---- EXERCISE INPUT
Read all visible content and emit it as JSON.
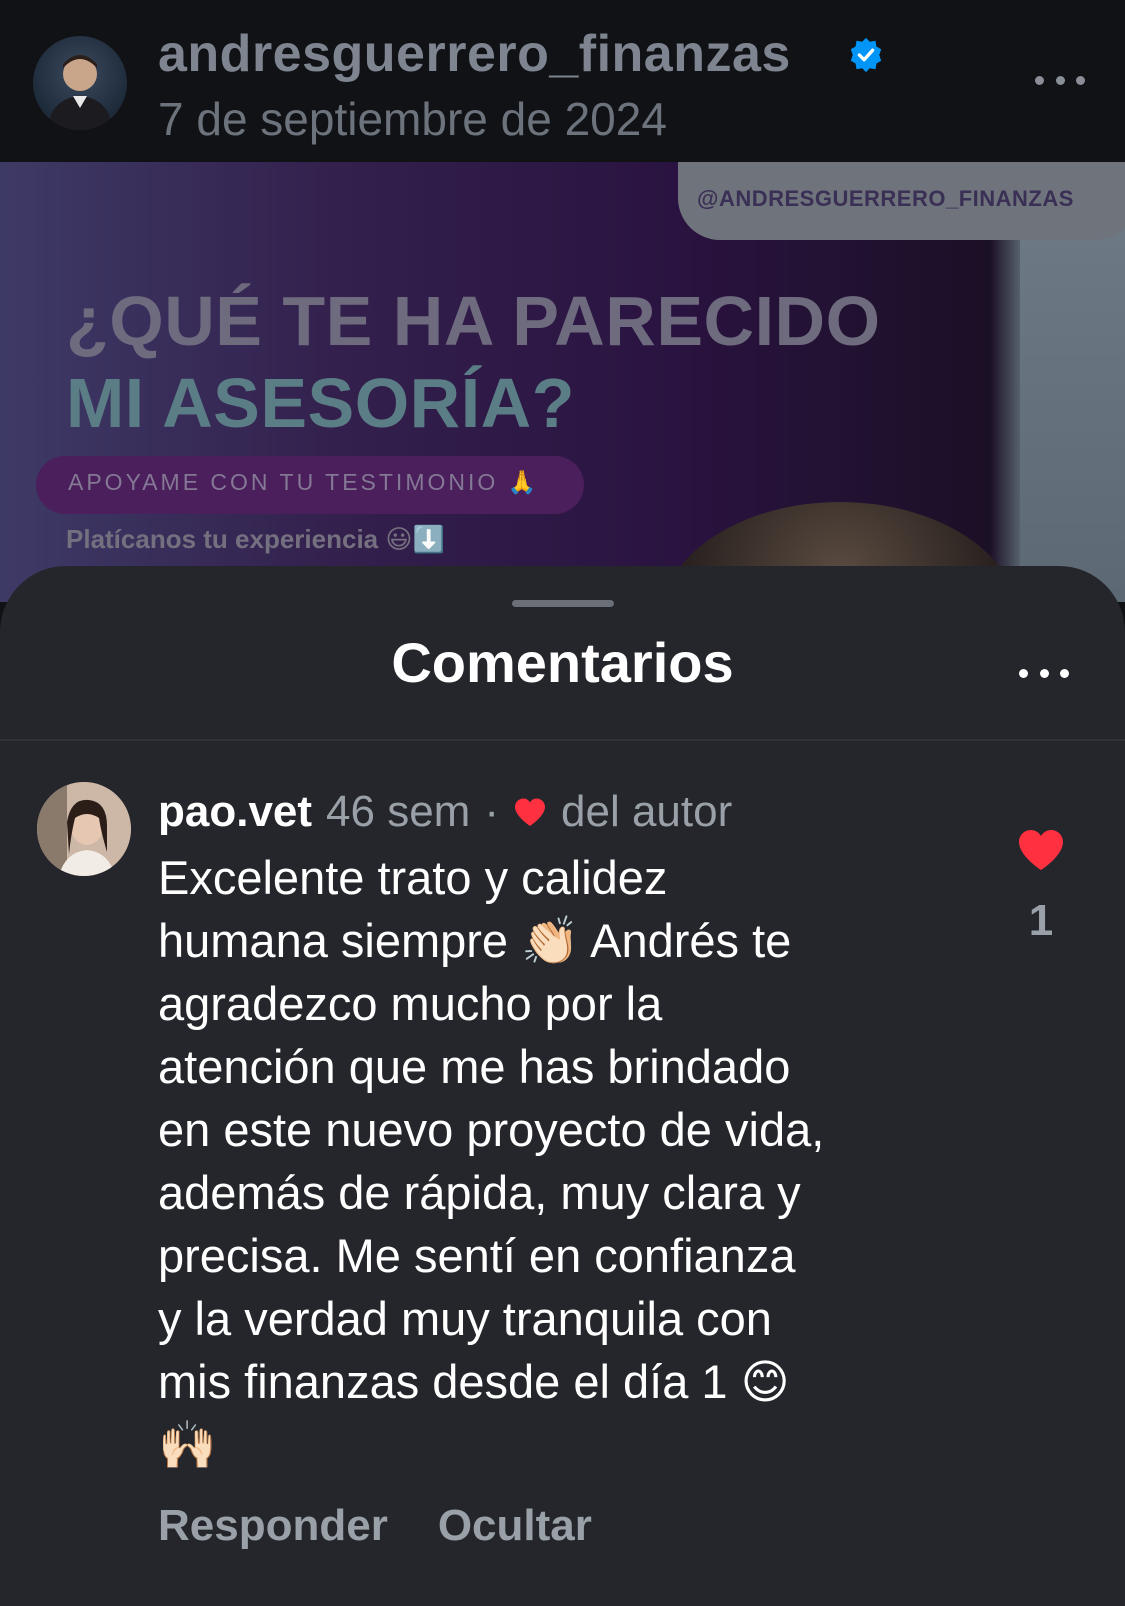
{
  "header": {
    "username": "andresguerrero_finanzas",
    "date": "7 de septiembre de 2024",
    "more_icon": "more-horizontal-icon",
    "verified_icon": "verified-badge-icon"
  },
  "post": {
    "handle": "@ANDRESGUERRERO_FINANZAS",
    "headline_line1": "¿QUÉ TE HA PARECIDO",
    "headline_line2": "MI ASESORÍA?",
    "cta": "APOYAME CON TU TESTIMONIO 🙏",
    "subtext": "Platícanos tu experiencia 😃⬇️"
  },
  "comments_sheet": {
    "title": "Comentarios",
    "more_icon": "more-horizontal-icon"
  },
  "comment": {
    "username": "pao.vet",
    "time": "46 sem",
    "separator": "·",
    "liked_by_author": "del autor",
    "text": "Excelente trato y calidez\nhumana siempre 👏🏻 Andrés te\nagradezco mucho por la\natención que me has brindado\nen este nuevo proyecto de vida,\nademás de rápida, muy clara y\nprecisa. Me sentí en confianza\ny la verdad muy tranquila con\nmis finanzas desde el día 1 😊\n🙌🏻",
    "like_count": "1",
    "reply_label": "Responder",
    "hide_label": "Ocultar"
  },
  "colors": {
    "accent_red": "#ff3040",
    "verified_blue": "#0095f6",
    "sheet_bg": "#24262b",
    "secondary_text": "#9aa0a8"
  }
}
--------
__WRITTEN REQUEST__
Write out each entry exactly as given, omitting any picture.

__ANSWER TO THE PROBLEM__
Read all visible content and emit it as JSON.
{
  "header": {
    "username": "andresguerrero_finanzas",
    "date": "7 de septiembre de 2024",
    "more_icon": "more-horizontal-icon",
    "verified_icon": "verified-badge-icon"
  },
  "post": {
    "handle": "@ANDRESGUERRERO_FINANZAS",
    "headline_line1": "¿QUÉ TE HA PARECIDO",
    "headline_line2": "MI ASESORÍA?",
    "cta": "APOYAME CON TU TESTIMONIO 🙏",
    "subtext": "Platícanos tu experiencia 😃⬇️"
  },
  "comments_sheet": {
    "title": "Comentarios",
    "more_icon": "more-horizontal-icon"
  },
  "comment": {
    "username": "pao.vet",
    "time": "46 sem",
    "separator": "·",
    "liked_by_author": "del autor",
    "text": "Excelente trato y calidez\nhumana siempre 👏🏻 Andrés te\nagradezco mucho por la\natención que me has brindado\nen este nuevo proyecto de vida,\nademás de rápida, muy clara y\nprecisa. Me sentí en confianza\ny la verdad muy tranquila con\nmis finanzas desde el día 1 😊\n🙌🏻",
    "like_count": "1",
    "reply_label": "Responder",
    "hide_label": "Ocultar"
  },
  "colors": {
    "accent_red": "#ff3040",
    "verified_blue": "#0095f6",
    "sheet_bg": "#24262b",
    "secondary_text": "#9aa0a8"
  }
}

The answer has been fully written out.